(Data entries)
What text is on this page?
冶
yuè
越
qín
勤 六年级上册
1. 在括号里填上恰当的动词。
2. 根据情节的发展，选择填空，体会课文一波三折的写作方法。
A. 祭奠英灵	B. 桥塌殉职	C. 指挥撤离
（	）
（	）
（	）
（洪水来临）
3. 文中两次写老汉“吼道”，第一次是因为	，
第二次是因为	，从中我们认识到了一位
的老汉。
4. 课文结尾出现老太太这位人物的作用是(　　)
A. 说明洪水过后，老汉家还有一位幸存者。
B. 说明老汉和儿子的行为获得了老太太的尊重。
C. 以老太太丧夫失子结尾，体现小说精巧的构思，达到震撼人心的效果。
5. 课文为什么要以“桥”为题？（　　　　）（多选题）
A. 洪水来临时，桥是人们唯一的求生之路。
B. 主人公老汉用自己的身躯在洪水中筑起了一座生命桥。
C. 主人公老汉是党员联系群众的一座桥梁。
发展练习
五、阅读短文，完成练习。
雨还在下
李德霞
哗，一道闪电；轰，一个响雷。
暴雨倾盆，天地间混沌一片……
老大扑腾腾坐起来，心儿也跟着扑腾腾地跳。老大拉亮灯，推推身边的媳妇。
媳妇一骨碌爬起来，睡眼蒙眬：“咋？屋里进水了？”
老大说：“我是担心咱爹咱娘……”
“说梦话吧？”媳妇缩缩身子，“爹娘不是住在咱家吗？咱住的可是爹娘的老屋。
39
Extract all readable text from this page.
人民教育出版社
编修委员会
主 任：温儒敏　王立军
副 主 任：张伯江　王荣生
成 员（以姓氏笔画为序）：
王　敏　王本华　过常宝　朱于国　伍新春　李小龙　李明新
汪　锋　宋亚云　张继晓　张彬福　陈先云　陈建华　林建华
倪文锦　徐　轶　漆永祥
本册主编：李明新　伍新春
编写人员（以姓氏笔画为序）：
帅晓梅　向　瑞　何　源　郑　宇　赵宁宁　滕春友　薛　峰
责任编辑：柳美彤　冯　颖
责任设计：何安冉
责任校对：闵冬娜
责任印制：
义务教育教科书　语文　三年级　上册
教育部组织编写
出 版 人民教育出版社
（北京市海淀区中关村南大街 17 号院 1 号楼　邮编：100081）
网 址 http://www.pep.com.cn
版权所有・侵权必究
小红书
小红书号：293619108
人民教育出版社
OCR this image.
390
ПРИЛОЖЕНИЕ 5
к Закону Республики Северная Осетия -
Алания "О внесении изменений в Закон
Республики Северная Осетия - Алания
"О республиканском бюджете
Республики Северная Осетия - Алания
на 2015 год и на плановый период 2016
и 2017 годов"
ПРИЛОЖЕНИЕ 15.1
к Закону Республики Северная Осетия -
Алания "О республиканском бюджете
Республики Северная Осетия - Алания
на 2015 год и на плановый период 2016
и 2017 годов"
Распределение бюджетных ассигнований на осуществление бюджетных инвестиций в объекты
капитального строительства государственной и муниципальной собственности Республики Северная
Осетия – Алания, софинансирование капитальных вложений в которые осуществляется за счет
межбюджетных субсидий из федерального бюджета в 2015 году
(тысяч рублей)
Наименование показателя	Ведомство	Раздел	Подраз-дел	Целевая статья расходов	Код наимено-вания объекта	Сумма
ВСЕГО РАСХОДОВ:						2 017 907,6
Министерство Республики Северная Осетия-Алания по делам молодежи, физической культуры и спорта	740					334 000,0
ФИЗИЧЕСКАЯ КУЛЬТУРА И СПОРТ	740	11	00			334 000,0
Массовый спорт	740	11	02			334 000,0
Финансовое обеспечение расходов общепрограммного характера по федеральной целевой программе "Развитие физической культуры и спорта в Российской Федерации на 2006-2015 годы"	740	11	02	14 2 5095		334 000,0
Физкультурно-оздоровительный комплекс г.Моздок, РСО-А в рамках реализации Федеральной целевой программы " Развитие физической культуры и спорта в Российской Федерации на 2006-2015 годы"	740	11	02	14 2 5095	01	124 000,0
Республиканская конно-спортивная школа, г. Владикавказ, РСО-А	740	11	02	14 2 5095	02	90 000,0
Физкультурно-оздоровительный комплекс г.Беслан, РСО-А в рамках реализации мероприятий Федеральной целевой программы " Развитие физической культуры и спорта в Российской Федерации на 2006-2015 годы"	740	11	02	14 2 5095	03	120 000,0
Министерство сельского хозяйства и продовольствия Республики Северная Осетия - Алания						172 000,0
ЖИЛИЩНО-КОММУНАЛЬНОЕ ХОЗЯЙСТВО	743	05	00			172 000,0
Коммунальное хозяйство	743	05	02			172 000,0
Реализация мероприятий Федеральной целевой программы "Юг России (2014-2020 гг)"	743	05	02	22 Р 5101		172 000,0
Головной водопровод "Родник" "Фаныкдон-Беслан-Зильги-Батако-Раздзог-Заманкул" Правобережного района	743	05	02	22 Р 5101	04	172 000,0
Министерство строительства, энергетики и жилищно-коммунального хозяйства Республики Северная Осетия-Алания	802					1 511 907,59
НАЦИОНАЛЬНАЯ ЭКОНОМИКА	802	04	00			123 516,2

* [PROBLEM REQUIREMENTS]: Reproduce every line of the data verbatim.

* [RESPONSE]:
What text is on this page?
冶
yuè
越
qín
勤 六年级上册
1. 在括号里填上恰当的动词。
2. 根据情节的发展，选择填空，体会课文一波三折的写作方法。
A. 祭奠英灵	B. 桥塌殉职	C. 指挥撤离
（	）
（	）
（	）
（洪水来临）
3. 文中两次写老汉“吼道”，第一次是因为	，
第二次是因为	，从中我们认识到了一位
的老汉。
4. 课文结尾出现老太太这位人物的作用是(　　)
A. 说明洪水过后，老汉家还有一位幸存者。
B. 说明老汉和儿子的行为获得了老太太的尊重。
C. 以老太太丧夫失子结尾，体现小说精巧的构思，达到震撼人心的效果。
5. 课文为什么要以“桥”为题？（　　　　）（多选题）
A. 洪水来临时，桥是人们唯一的求生之路。
B. 主人公老汉用自己的身躯在洪水中筑起了一座生命桥。
C. 主人公老汉是党员联系群众的一座桥梁。
发展练习
五、阅读短文，完成练习。
雨还在下
李德霞
哗，一道闪电；轰，一个响雷。
暴雨倾盆，天地间混沌一片……
老大扑腾腾坐起来，心儿也跟着扑腾腾地跳。老大拉亮灯，推推身边的媳妇。
媳妇一骨碌爬起来，睡眼蒙眬：“咋？屋里进水了？”
老大说：“我是担心咱爹咱娘……”
“说梦话吧？”媳妇缩缩身子，“爹娘不是住在咱家吗？咱住的可是爹娘的老屋。
39
Extract all readable text from this page.
人民教育出版社
编修委员会
主 任：温儒敏　王立军
副 主 任：张伯江　王荣生
成 员（以姓氏笔画为序）：
王　敏　王本华　过常宝　朱于国　伍新春　李小龙　李明新
汪　锋　宋亚云　张继晓　张彬福　陈先云　陈建华　林建华
倪文锦　徐　轶　漆永祥
本册主编：李明新　伍新春
编写人员（以姓氏笔画为序）：
帅晓梅　向　瑞　何　源　郑　宇　赵宁宁　滕春友　薛　峰
责任编辑：柳美彤　冯　颖
责任设计：何安冉
责任校对：闵冬娜
责任印制：
义务教育教科书　语文　三年级　上册
教育部组织编写
出 版 人民教育出版社
（北京市海淀区中关村南大街 17 号院 1 号楼　邮编：100081）
网 址 http://www.pep.com.cn
版权所有・侵权必究
小红书
小红书号：293619108
人民教育出版社
OCR this image.
390
ПРИЛОЖЕНИЕ 5
к Закону Республики Северная Осетия -
Алания "О внесении изменений в Закон
Республики Северная Осетия - Алания
"О республиканском бюджете
Республики Северная Осетия - Алания
на 2015 год и на плановый период 2016
и 2017 годов"
ПРИЛОЖЕНИЕ 15.1
к Закону Республики Северная Осетия -
Алания "О республиканском бюджете
Республики Северная Осетия - Алания
на 2015 год и на плановый период 2016
и 2017 годов"
Распределение бюджетных ассигнований на осуществление бюджетных инвестиций в объекты
капитального строительства государственной и муниципальной собственности Республики Северная
Осетия – Алания, софинансирование капитальных вложений в которые осуществляется за счет
межбюджетных субсидий из федерального бюджета в 2015 году
(тысяч рублей)
Наименование показателя	Ведомство	Раздел	Подраз-дел	Целевая статья расходов	Код наимено-вания объекта	Сумма
ВСЕГО РАСХОДОВ:						2 017 907,6
Министерство Республики Северная Осетия-Алания по делам молодежи, физической культуры и спорта	740					334 000,0
ФИЗИЧЕСКАЯ КУЛЬТУРА И СПОРТ	740	11	00			334 000,0
Массовый спорт	740	11	02			334 000,0
Финансовое обеспечение расходов общепрограммного характера по федеральной целевой программе "Развитие физической культуры и спорта в Российской Федерации на 2006-2015 годы"	740	11	02	14 2 5095		334 000,0
Физкультурно-оздоровительный комплекс г.Моздок, РСО-А в рамках реализации Федеральной целевой программы " Развитие физической культуры и спорта в Российской Федерации на 2006-2015 годы"	740	11	02	14 2 5095	01	124 000,0
Республиканская конно-спортивная школа, г. Владикавказ, РСО-А	740	11	02	14 2 5095	02	90 000,0
Физкультурно-оздоровительный комплекс г.Беслан, РСО-А в рамках реализации мероприятий Федеральной целевой программы " Развитие физической культуры и спорта в Российской Федерации на 2006-2015 годы"	740	11	02	14 2 5095	03	120 000,0
Министерство сельского хозяйства и продовольствия Республики Северная Осетия - Алания						172 000,0
ЖИЛИЩНО-КОММУНАЛЬНОЕ ХОЗЯЙСТВО	743	05	00			172 000,0
Коммунальное хозяйство	743	05	02			172 000,0
Реализация мероприятий Федеральной целевой программы "Юг России (2014-2020 гг)"	743	05	02	22 Р 5101		172 000,0
Головной водопровод "Родник" "Фаныкдон-Беслан-Зильги-Батако-Раздзог-Заманкул" Правобережного района	743	05	02	22 Р 5101	04	172 000,0
Министерство строительства, энергетики и жилищно-коммунального хозяйства Республики Северная Осетия-Алания	802					1 511 907,59
НАЦИОНАЛЬНАЯ ЭКОНОМИКА	802	04	00			123 516,2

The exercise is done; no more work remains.